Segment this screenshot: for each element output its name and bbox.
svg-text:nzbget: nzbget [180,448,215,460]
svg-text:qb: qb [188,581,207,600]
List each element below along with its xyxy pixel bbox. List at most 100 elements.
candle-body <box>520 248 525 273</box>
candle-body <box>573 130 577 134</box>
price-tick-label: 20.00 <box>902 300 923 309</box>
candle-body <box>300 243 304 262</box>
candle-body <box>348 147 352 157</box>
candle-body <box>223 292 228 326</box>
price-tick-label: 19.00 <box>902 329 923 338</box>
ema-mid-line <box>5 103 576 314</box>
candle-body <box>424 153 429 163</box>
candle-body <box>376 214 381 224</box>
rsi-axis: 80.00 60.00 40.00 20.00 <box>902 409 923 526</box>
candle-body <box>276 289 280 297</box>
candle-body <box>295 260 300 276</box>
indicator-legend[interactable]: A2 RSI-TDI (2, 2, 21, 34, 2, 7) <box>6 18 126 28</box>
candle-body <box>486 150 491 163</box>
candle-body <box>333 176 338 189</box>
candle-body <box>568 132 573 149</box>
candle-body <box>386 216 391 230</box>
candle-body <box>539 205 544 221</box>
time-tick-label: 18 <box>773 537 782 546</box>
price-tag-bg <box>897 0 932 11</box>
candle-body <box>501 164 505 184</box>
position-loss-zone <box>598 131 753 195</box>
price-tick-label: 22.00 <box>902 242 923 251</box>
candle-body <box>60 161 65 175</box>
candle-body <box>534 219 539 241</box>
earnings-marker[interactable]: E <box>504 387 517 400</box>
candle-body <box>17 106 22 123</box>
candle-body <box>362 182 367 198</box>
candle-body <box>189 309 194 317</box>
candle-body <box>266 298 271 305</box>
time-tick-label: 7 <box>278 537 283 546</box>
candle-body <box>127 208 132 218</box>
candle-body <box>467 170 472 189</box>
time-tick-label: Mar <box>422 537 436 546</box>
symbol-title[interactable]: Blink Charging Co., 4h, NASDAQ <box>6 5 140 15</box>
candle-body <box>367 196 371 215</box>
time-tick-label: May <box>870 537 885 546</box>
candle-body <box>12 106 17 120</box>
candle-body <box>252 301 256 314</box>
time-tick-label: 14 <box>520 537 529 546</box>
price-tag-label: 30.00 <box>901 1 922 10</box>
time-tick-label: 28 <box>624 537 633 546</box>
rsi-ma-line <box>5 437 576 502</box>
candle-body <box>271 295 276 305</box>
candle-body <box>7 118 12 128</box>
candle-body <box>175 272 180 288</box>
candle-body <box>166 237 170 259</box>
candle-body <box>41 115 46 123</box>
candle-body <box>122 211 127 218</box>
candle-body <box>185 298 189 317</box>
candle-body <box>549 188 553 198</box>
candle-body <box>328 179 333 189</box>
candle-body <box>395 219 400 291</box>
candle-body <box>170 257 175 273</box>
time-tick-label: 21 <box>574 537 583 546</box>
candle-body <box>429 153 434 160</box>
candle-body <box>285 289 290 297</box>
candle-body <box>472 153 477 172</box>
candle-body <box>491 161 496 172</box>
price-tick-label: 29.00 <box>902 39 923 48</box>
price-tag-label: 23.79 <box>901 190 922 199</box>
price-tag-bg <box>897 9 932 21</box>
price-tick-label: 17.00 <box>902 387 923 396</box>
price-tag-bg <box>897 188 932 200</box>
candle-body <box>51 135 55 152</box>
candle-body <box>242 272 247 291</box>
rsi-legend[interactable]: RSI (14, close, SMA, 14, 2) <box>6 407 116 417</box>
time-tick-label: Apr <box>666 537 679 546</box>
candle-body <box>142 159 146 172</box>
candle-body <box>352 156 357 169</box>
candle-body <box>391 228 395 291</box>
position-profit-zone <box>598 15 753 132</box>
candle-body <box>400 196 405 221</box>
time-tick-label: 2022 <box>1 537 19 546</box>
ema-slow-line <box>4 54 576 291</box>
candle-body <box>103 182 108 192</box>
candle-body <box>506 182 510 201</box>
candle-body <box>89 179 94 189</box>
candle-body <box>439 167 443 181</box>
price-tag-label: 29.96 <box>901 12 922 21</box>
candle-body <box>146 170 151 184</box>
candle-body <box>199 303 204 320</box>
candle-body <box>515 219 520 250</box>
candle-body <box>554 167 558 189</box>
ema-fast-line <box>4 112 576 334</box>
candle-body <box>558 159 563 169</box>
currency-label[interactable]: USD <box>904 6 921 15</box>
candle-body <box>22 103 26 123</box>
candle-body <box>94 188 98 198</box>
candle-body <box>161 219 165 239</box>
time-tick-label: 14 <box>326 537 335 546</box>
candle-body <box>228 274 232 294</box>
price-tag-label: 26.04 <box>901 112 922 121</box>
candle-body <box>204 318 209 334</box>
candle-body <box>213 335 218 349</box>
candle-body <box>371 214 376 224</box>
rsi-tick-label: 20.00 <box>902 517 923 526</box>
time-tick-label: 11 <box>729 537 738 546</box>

____

ZU ERLEDIGENDE AUFGABE. Aktualisieren Sie sämtliche Einträge oben, indem Sie jedes „candle-body“ durch „candle-rect“ ersetzen. Alles Übrige bleibt unverändert.

LÖSUNG.
Segment this screenshot: for each element output its name and bbox.
svg-text:nzbget: nzbget [180,448,215,460]
svg-text:qb: qb [188,581,207,600]
List each element below along with its xyxy pixel bbox. List at most 100 elements.
candle-rect <box>520 248 525 273</box>
candle-rect <box>573 130 577 134</box>
price-tick-label: 20.00 <box>902 300 923 309</box>
candle-rect <box>300 243 304 262</box>
candle-rect <box>348 147 352 157</box>
candle-rect <box>223 292 228 326</box>
price-tick-label: 19.00 <box>902 329 923 338</box>
ema-mid-line <box>5 103 576 314</box>
candle-rect <box>424 153 429 163</box>
candle-rect <box>376 214 381 224</box>
rsi-axis: 80.00 60.00 40.00 20.00 <box>902 409 923 526</box>
candle-rect <box>276 289 280 297</box>
candle-rect <box>295 260 300 276</box>
indicator-legend[interactable]: A2 RSI-TDI (2, 2, 21, 34, 2, 7) <box>6 18 126 28</box>
candle-rect <box>486 150 491 163</box>
candle-rect <box>333 176 338 189</box>
candle-rect <box>568 132 573 149</box>
candle-rect <box>386 216 391 230</box>
candle-rect <box>539 205 544 221</box>
time-tick-label: 18 <box>773 537 782 546</box>
price-tag-bg <box>897 0 932 11</box>
candle-rect <box>501 164 505 184</box>
position-loss-zone <box>598 131 753 195</box>
price-tick-label: 22.00 <box>902 242 923 251</box>
candle-rect <box>60 161 65 175</box>
candle-rect <box>534 219 539 241</box>
earnings-marker[interactable]: E <box>504 387 517 400</box>
candle-rect <box>17 106 22 123</box>
candle-rect <box>362 182 367 198</box>
candle-rect <box>189 309 194 317</box>
candle-rect <box>266 298 271 305</box>
time-tick-label: 7 <box>278 537 283 546</box>
candle-rect <box>127 208 132 218</box>
candle-rect <box>467 170 472 189</box>
time-tick-label: Mar <box>422 537 436 546</box>
symbol-title[interactable]: Blink Charging Co., 4h, NASDAQ <box>6 5 140 15</box>
candle-rect <box>367 196 371 215</box>
time-tick-label: May <box>870 537 885 546</box>
candle-rect <box>12 106 17 120</box>
candle-rect <box>252 301 256 314</box>
time-tick-label: 14 <box>520 537 529 546</box>
price-tag-label: 30.00 <box>901 1 922 10</box>
time-tick-label: 28 <box>624 537 633 546</box>
rsi-ma-line <box>5 437 576 502</box>
candle-rect <box>271 295 276 305</box>
candle-rect <box>7 118 12 128</box>
candle-rect <box>175 272 180 288</box>
candle-rect <box>166 237 170 259</box>
candle-rect <box>41 115 46 123</box>
candle-rect <box>122 211 127 218</box>
candle-rect <box>185 298 189 317</box>
candle-rect <box>549 188 553 198</box>
candle-rect <box>328 179 333 189</box>
candle-rect <box>395 219 400 291</box>
candle-rect <box>170 257 175 273</box>
time-tick-label: 21 <box>574 537 583 546</box>
candle-rect <box>429 153 434 160</box>
candle-rect <box>285 289 290 297</box>
candle-rect <box>472 153 477 172</box>
candle-rect <box>491 161 496 172</box>
price-tick-label: 29.00 <box>902 39 923 48</box>
price-tag-label: 23.79 <box>901 190 922 199</box>
price-tag-bg <box>897 9 932 21</box>
price-tick-label: 17.00 <box>902 387 923 396</box>
price-tag-bg <box>897 188 932 200</box>
candle-rect <box>51 135 55 152</box>
candle-rect <box>242 272 247 291</box>
rsi-legend[interactable]: RSI (14, close, SMA, 14, 2) <box>6 407 116 417</box>
time-tick-label: Apr <box>666 537 679 546</box>
candle-rect <box>142 159 146 172</box>
candle-rect <box>352 156 357 169</box>
candle-rect <box>391 228 395 291</box>
position-profit-zone <box>598 15 753 132</box>
candle-rect <box>400 196 405 221</box>
time-tick-label: 2022 <box>1 537 19 546</box>
ema-slow-line <box>4 54 576 291</box>
candle-rect <box>103 182 108 192</box>
candle-rect <box>506 182 510 201</box>
candle-rect <box>89 179 94 189</box>
candle-rect <box>439 167 443 181</box>
price-tag-label: 29.96 <box>901 12 922 21</box>
candle-rect <box>146 170 151 184</box>
candle-rect <box>199 303 204 320</box>
candle-rect <box>515 219 520 250</box>
candle-rect <box>554 167 558 189</box>
ema-fast-line <box>4 112 576 334</box>
candle-rect <box>558 159 563 169</box>
currency-label[interactable]: USD <box>904 6 921 15</box>
candle-rect <box>22 103 26 123</box>
candle-rect <box>94 188 98 198</box>
candle-rect <box>161 219 165 239</box>
time-tick-label: 14 <box>326 537 335 546</box>
candle-rect <box>228 274 232 294</box>
price-tag-label: 26.04 <box>901 112 922 121</box>
candle-rect <box>204 318 209 334</box>
candle-rect <box>213 335 218 349</box>
candle-rect <box>371 214 376 224</box>
rsi-tick-label: 20.00 <box>902 517 923 526</box>
time-tick-label: 11 <box>729 537 738 546</box>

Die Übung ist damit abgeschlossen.